• **Aufgabe a**:
Schreiben Sie aus der Filmkritik den Abschnitt von „Der starke Fokus“ bis einschließlich „viel besser weg.“ wortgetreu ab.

##### Auszug

Was jedoch wirklich gut funktioniert, sind die Actionsequenzen, und sobald wir auf der Insel ankommen, gibt es davon zum Glück auch reichlich. Fans dürfte es erfreuen, dass einige direkt aus dem Spiel von 2013 stammen. Zu den Highlights gehören Laras Überlebenskampf in einem verrosteten Flugzeug, das über einem Wasserfall hängt (tolles Setpiece!) und die tödlichen Fallen in Himikos Grab, die natürlich an das Finale von Indiana Jones und der letzte Kreuzzug erinnern. Der Norweger Roar Uthaug, der schon in Cold Prey und Escape – Vermächtnis der Wikinger Frauen inszenierte, die über sich selbst hinauswachsen müssen, um unter widrigen Umständen zu überleben, scheint bei geradliniger, schnörkelloser, rauer Action in seinem Element zu sein. Natürlich werden hin und wieder die Gesetze der Physik außer Kraft gesetzt, aber im Großen und Ganzen bleibt der neue Film bodenständig (auch indem er sich der übernatürlichen Elemente des Spiels entledigt) und selten übertrieben – solange man die ganze Geschichte nicht zu sehr hinterfragt. Man ist auch eher geneigt, über die Handlungsschwächen hinwegzusehen, weil Alicia Vikander als Lara durchweg glaubhaft bleibt. Sie macht das Beste aus dem, was das Drehbuch für sie hergibt (und das ist nicht viel). Wenn sie sich verletzt, fühlt man mit ihr mit, und wenn sie zum ersten Mal in Notwehr jemanden umbringen muss, merkt man, dass sie das mitnimmt.

Der starke Fokus auf Lara geht im Film auf die Kosten der anderen Schauspieler, wobei es besonders schade um den großartigen Walton Goggins ist, der in Serien wie "The Shield" und "Justified" hochkomplexe Antagonisten gespielt hat. Tomb Raider unternimmt zwar den halbherzigen Versuch, ihn von klassischen Bösewichten zu trennen, indem er zunächst als ein Mann dargestellt wird, der seine Arbeit erledigen muss, um zu seinen Töchtern zurückzukommen. Doch dann besteht der Film darauf, zu zeigen, wie böse er ist, indem er einen schwachen Gefangenen kaltblütig erschießt – und wirft damit jede Komplexität über Bord. Die anderen Schauspieler, von Dominic West über Daniel Wu bis zu einem eher bizarr unlustigen Cameo von Nick Frost, kommen auch nicht viel besser weg.

##########
##### Einträge

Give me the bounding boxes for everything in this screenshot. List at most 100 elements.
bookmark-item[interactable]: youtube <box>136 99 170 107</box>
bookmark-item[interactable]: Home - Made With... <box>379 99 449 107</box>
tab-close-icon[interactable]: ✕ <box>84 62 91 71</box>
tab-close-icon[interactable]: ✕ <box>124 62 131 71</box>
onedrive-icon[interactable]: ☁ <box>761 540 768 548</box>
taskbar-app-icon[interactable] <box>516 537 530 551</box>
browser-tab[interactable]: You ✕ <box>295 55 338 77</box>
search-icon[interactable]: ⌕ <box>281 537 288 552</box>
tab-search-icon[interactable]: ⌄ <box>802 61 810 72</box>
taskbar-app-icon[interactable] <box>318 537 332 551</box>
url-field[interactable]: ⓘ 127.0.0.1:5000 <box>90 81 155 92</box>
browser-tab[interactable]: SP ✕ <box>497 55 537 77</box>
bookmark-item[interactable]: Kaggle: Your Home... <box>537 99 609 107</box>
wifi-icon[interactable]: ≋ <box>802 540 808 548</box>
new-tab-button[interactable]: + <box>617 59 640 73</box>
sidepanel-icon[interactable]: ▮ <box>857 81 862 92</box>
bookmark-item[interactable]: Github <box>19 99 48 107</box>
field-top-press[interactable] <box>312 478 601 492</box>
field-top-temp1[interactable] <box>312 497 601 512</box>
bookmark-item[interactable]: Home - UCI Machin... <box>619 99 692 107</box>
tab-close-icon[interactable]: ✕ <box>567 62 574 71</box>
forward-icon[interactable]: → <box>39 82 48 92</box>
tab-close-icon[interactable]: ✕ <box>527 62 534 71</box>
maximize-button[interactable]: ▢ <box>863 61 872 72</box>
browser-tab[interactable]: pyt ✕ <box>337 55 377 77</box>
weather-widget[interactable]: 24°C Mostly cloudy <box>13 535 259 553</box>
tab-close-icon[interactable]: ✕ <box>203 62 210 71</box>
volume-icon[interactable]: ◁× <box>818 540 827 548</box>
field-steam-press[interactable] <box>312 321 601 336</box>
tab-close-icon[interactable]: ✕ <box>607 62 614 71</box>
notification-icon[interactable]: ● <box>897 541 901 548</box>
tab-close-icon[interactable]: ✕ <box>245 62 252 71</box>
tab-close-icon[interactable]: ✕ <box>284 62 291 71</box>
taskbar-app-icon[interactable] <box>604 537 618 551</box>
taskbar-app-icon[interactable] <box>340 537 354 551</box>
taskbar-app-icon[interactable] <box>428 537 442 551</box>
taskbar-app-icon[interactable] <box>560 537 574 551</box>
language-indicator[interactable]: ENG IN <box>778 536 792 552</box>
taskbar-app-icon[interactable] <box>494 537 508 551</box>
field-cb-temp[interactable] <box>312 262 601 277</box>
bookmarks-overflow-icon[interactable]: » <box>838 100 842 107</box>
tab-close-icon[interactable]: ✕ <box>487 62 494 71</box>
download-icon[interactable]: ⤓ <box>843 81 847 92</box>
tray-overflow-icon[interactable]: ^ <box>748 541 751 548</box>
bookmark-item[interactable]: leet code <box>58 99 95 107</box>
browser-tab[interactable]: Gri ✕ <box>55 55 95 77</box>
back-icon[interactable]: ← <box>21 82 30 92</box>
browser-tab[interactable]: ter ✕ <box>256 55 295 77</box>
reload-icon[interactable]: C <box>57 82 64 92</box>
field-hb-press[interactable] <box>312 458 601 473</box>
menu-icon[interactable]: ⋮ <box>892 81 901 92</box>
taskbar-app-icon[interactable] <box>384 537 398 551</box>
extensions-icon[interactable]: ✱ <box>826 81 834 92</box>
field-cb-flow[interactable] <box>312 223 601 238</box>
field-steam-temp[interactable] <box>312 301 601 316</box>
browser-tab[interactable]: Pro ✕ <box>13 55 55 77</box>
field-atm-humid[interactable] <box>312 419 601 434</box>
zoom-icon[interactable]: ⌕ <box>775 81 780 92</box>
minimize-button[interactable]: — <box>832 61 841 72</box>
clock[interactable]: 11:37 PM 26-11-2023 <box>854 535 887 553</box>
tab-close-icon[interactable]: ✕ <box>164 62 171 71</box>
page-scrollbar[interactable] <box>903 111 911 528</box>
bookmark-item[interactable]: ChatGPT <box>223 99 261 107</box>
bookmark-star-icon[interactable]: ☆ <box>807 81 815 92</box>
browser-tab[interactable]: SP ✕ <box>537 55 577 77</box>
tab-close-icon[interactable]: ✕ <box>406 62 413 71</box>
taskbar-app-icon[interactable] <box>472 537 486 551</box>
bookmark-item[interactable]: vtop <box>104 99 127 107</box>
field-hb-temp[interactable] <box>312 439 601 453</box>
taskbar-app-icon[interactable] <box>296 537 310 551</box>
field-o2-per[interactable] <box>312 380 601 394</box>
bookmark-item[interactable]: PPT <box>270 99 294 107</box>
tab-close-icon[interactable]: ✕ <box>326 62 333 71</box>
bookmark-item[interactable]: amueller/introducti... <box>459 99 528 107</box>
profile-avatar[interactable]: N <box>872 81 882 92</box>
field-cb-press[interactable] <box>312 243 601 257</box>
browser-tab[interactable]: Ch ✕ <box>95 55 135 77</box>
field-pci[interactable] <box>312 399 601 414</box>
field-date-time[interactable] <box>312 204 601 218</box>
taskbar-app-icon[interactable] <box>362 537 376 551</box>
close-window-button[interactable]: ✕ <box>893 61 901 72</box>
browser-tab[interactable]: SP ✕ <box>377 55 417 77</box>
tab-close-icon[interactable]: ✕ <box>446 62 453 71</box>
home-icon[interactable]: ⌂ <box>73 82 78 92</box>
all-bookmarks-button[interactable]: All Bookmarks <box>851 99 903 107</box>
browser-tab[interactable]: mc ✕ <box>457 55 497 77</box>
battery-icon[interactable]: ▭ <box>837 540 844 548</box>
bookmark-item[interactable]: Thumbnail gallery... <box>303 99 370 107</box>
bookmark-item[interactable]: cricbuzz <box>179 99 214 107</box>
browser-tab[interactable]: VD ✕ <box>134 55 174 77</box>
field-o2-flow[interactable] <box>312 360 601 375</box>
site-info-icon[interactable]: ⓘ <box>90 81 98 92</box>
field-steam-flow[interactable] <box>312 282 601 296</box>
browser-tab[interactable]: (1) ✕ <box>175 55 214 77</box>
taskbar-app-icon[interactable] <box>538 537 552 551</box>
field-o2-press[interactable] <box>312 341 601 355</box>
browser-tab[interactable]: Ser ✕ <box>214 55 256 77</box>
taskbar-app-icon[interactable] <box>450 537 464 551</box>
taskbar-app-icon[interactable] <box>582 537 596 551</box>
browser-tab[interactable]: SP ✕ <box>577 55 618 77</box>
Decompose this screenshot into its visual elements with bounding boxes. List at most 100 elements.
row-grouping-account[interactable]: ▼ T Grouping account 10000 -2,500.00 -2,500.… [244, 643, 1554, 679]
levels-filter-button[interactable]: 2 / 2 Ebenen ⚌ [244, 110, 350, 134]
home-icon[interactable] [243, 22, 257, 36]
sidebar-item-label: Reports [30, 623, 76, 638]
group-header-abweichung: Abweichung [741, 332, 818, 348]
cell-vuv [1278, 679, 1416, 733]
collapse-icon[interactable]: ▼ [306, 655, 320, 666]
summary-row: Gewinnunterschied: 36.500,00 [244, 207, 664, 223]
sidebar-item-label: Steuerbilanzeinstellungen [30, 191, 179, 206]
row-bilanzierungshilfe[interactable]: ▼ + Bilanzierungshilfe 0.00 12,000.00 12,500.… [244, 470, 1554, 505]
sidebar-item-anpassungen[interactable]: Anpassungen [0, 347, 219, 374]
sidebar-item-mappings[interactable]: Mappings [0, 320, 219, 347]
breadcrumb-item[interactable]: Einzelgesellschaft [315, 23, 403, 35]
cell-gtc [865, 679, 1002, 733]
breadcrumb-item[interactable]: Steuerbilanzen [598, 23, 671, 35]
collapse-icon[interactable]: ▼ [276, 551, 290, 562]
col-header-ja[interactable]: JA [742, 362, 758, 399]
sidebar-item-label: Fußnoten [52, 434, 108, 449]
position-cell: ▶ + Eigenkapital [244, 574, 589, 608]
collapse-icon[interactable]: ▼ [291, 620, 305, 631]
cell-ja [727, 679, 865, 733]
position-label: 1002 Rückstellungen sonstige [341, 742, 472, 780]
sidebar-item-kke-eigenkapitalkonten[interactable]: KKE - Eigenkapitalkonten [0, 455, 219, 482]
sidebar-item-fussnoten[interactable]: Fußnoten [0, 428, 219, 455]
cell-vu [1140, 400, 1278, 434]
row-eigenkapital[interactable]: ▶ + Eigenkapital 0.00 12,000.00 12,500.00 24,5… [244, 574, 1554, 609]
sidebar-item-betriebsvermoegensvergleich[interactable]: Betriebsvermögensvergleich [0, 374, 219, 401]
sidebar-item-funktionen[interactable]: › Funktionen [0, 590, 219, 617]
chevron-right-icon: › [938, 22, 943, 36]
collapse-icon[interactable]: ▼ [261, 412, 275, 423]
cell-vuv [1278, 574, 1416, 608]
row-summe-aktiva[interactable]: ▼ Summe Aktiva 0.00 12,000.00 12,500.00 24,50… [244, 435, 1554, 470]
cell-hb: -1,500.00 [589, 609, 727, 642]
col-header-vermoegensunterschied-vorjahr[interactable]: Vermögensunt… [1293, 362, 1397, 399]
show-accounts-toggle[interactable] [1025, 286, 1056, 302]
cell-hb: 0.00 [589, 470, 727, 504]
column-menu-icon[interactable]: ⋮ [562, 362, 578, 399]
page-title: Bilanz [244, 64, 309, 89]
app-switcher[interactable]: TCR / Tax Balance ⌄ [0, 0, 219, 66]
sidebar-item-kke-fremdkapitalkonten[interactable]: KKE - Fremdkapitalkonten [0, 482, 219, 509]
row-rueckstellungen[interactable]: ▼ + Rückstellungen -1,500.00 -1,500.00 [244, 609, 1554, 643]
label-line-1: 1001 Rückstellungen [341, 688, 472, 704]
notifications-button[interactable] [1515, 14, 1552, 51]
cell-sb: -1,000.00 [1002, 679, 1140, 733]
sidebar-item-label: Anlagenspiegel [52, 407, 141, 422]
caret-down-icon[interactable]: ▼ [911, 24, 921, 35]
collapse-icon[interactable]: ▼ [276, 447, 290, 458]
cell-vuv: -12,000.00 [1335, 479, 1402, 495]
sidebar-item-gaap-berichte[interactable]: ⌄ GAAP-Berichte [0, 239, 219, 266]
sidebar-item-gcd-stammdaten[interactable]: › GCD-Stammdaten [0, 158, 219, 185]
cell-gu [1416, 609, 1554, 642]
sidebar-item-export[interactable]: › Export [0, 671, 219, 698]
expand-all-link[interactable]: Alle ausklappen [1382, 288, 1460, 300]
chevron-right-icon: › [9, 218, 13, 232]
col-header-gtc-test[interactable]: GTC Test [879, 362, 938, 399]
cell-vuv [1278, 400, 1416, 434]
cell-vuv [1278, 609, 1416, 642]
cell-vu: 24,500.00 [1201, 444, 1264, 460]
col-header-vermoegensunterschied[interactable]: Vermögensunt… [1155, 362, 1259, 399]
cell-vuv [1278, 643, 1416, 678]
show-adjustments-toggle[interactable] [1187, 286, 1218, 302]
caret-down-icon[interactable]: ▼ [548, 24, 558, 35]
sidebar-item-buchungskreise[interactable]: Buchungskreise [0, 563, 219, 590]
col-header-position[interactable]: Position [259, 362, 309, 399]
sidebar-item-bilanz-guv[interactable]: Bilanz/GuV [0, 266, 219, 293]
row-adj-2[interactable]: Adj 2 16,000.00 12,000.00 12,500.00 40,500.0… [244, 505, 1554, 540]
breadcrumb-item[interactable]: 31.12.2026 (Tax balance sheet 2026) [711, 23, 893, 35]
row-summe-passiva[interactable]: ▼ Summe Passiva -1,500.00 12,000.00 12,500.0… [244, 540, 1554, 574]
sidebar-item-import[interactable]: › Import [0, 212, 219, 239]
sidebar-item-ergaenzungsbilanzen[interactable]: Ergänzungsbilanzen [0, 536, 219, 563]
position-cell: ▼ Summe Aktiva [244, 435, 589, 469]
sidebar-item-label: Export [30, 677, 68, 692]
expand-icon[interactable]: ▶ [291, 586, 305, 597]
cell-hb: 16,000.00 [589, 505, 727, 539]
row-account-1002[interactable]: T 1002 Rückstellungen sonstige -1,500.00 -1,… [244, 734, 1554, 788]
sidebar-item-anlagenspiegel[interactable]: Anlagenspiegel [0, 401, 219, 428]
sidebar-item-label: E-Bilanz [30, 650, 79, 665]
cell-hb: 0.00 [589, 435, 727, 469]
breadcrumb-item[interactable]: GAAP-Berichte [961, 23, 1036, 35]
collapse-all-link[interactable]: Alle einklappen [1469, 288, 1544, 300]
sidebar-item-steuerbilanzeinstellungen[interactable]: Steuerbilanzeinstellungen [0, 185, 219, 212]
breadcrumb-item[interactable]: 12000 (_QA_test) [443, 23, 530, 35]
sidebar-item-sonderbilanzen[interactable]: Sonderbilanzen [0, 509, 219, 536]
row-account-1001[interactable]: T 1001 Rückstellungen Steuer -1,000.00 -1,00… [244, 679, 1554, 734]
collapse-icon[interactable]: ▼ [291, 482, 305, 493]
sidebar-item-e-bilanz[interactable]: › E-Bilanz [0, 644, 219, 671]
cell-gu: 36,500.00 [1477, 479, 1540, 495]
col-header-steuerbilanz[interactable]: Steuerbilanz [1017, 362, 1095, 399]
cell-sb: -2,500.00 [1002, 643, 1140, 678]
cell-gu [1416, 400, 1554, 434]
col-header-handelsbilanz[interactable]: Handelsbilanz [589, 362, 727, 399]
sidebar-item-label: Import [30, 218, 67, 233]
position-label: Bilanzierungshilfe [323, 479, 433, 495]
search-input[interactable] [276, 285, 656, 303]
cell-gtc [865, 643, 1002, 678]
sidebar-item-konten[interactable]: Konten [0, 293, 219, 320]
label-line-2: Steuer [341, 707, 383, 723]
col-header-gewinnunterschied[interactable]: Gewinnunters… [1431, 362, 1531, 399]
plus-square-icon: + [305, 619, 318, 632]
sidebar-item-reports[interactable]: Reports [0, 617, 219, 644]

##########

• **Aufgabe b**:
Geben Sie die Auflistung vom Anfang bis einschließlich der Zeile mit „field-top-temp1[interactable] <box>312 497“ erneut wieder und ersetzen Sie darin „bookmark-item“ durch „bookmark-entry“, ohne sonst etwas zu verändern.

• **Lösung a**:
Der starke Fokus auf Lara geht im Film auf die Kosten der anderen Schauspieler, wobei es besonders schade um den großartigen Walton Goggins ist, der in Serien wie "The Shield" und "Justified" hochkomplexe Antagonisten gespielt hat. Tomb Raider unternimmt zwar den halbherzigen Versuch, ihn von klassischen Bösewichten zu trennen, indem er zunächst als ein Mann dargestellt wird, der seine Arbeit erledigen muss, um zu seinen Töchtern zurückzukommen. Doch dann besteht der Film darauf, zu zeigen, wie böse er ist, indem er einen schwachen Gefangenen kaltblütig erschießt – und wirft damit jede Komplexität über Bord. Die anderen Schauspieler, von Dominic West über Daniel Wu bis zu einem eher bizarr unlustigen Cameo von Nick Frost, kommen auch nicht viel besser weg.

• **Lösung b**:
Give me the bounding boxes for everything in this screenshot. List at most 100 elements.
bookmark-entry[interactable]: youtube <box>136 99 170 107</box>
bookmark-entry[interactable]: Home - Made With... <box>379 99 449 107</box>
tab-close-icon[interactable]: ✕ <box>84 62 91 71</box>
tab-close-icon[interactable]: ✕ <box>124 62 131 71</box>
onedrive-icon[interactable]: ☁ <box>761 540 768 548</box>
taskbar-app-icon[interactable] <box>516 537 530 551</box>
browser-tab[interactable]: You ✕ <box>295 55 338 77</box>
search-icon[interactable]: ⌕ <box>281 537 288 552</box>
tab-search-icon[interactable]: ⌄ <box>802 61 810 72</box>
taskbar-app-icon[interactable] <box>318 537 332 551</box>
url-field[interactable]: ⓘ 127.0.0.1:5000 <box>90 81 155 92</box>
browser-tab[interactable]: SP ✕ <box>497 55 537 77</box>
bookmark-entry[interactable]: Kaggle: Your Home... <box>537 99 609 107</box>
wifi-icon[interactable]: ≋ <box>802 540 808 548</box>
new-tab-button[interactable]: + <box>617 59 640 73</box>
sidepanel-icon[interactable]: ▮ <box>857 81 862 92</box>
bookmark-entry[interactable]: Github <box>19 99 48 107</box>
field-top-press[interactable] <box>312 478 601 492</box>
field-top-temp1[interactable] <box>312 497 601 512</box>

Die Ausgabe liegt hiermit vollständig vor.